* STATED GOAL *
Of the lines in the records that follow, how many include the word "настоящей"? Answer with a bare number.

* MATERIAL SHOWN *
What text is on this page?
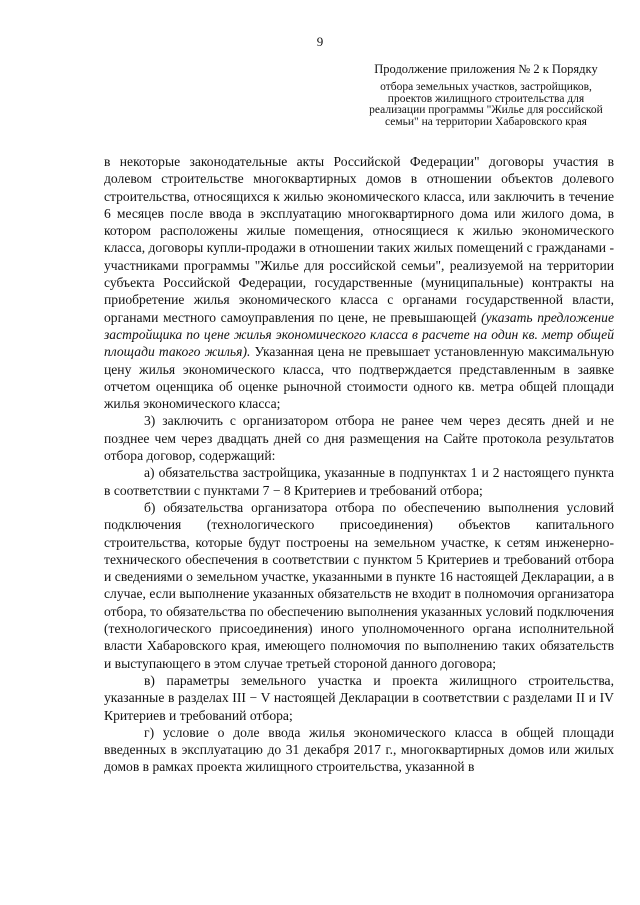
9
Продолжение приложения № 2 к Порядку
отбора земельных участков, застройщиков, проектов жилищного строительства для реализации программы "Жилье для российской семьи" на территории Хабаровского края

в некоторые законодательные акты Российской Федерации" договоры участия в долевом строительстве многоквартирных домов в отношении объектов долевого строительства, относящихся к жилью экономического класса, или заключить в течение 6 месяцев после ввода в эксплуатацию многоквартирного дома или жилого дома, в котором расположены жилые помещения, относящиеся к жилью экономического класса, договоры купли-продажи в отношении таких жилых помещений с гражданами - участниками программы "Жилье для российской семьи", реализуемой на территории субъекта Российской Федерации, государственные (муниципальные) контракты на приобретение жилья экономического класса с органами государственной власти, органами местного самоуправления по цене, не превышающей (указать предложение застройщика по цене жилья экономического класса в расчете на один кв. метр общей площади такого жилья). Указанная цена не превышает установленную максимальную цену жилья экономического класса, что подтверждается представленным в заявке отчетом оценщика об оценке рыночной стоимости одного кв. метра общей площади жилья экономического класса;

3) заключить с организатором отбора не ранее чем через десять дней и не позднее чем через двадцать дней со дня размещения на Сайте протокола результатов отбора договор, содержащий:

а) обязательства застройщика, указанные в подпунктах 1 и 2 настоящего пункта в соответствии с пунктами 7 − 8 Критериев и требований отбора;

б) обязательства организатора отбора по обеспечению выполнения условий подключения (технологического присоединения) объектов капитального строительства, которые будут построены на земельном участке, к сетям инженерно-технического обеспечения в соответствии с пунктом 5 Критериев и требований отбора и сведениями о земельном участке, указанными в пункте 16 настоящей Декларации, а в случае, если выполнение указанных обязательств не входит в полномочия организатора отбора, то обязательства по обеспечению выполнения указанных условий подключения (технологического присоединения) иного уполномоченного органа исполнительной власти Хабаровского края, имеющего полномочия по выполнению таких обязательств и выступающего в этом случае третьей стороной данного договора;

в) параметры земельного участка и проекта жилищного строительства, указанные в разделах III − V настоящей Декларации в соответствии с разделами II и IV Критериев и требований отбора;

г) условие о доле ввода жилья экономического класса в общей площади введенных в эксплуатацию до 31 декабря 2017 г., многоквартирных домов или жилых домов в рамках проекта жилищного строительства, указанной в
--
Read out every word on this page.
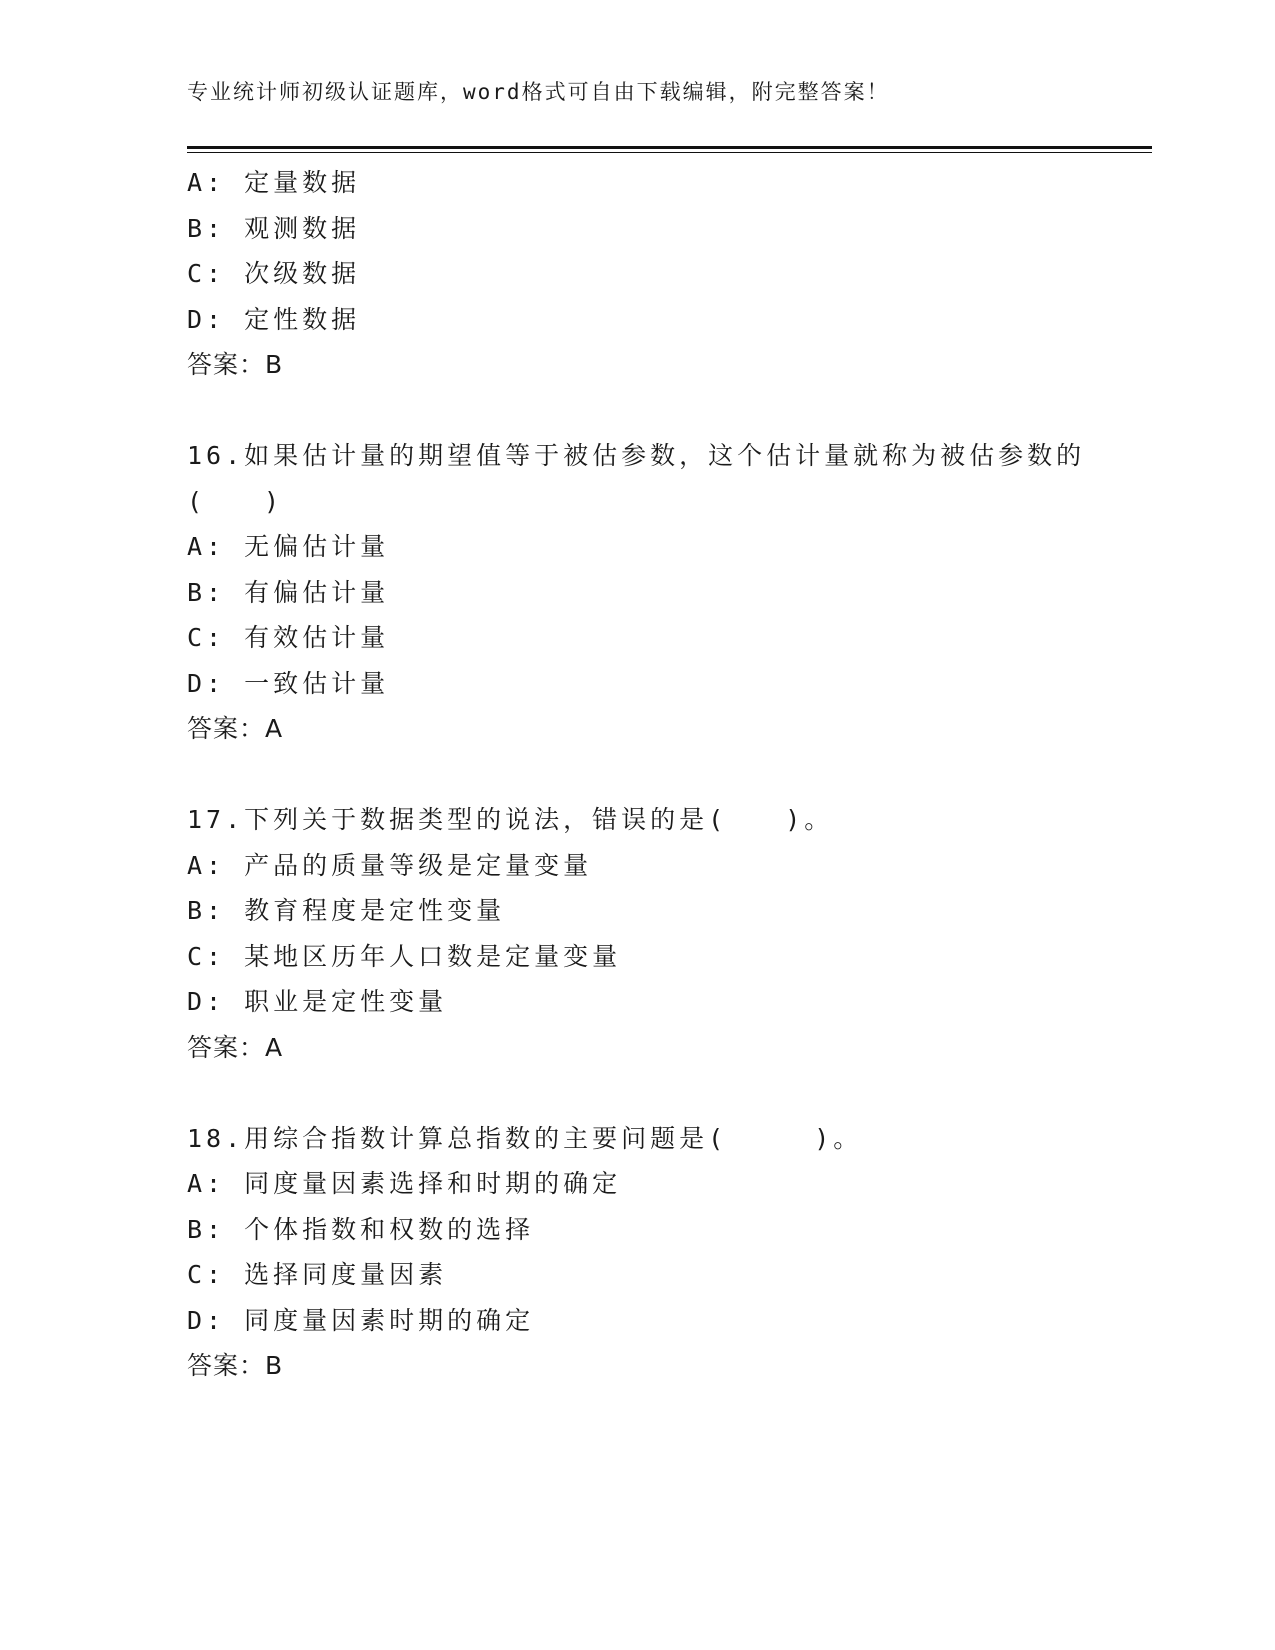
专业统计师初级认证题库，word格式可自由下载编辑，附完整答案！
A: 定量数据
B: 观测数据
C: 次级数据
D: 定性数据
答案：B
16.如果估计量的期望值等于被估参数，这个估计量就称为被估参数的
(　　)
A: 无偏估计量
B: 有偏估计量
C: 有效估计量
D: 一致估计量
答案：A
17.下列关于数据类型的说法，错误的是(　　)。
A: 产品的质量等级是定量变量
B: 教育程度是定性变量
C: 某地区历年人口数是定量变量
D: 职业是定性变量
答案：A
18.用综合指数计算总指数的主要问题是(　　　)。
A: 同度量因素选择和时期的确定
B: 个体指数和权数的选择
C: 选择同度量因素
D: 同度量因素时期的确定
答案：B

* RESULT BELOW *
2